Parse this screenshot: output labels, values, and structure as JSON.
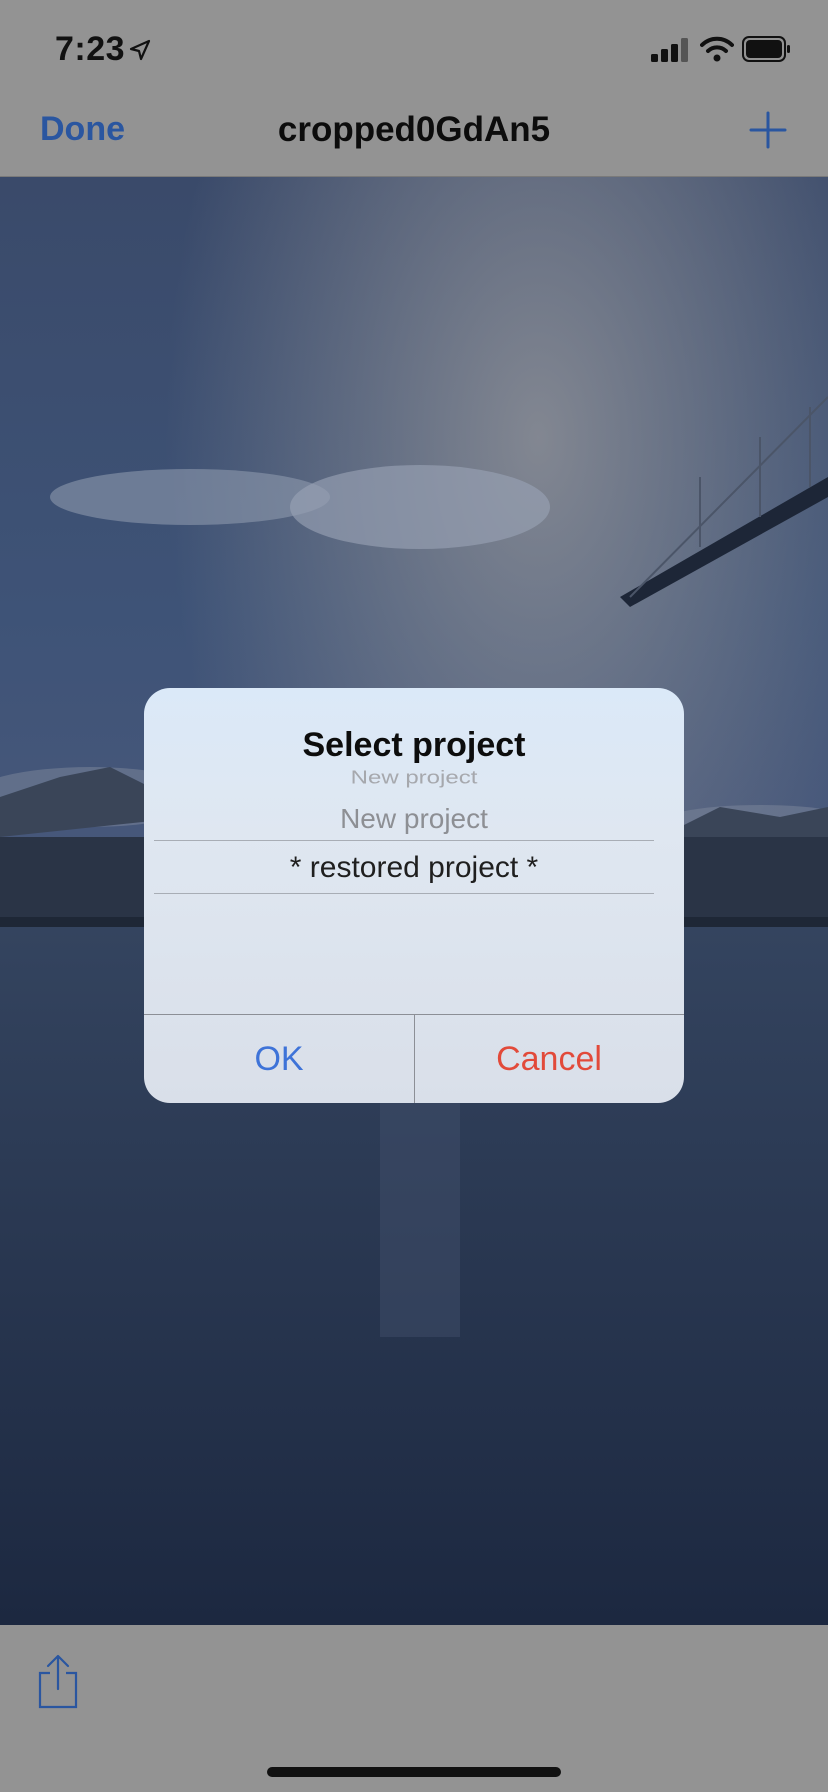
{
  "status_bar": {
    "time": "7:23",
    "icons": [
      "location-arrow-icon",
      "cellular-signal-icon",
      "wifi-icon",
      "battery-icon"
    ]
  },
  "nav": {
    "done_label": "Done",
    "title": "cropped0GdAn5",
    "add_icon": "plus-icon"
  },
  "dialog": {
    "title": "Select project",
    "picker_items": [
      "New project",
      "New project",
      "* restored project *"
    ],
    "selected_index": 2,
    "ok_label": "OK",
    "cancel_label": "Cancel"
  },
  "toolbar": {
    "share_icon": "share-icon"
  },
  "colors": {
    "accent": "#2a56a0",
    "ok": "#3e73d8",
    "cancel": "#e24a3a"
  }
}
━━━━━━━━━━━━━━━━
* **YOUR OBJECTIVE**
Your task is to reproduce all of the material exactly. The pictures stay out.

* **TASK OUTPUT**
Parse this screenshot: output labels, values, and structure as JSON.
{
  "status_bar": {
    "time": "7:23",
    "icons": [
      "location-arrow-icon",
      "cellular-signal-icon",
      "wifi-icon",
      "battery-icon"
    ]
  },
  "nav": {
    "done_label": "Done",
    "title": "cropped0GdAn5",
    "add_icon": "plus-icon"
  },
  "dialog": {
    "title": "Select project",
    "picker_items": [
      "New project",
      "New project",
      "* restored project *"
    ],
    "selected_index": 2,
    "ok_label": "OK",
    "cancel_label": "Cancel"
  },
  "toolbar": {
    "share_icon": "share-icon"
  },
  "colors": {
    "accent": "#2a56a0",
    "ok": "#3e73d8",
    "cancel": "#e24a3a"
  }
}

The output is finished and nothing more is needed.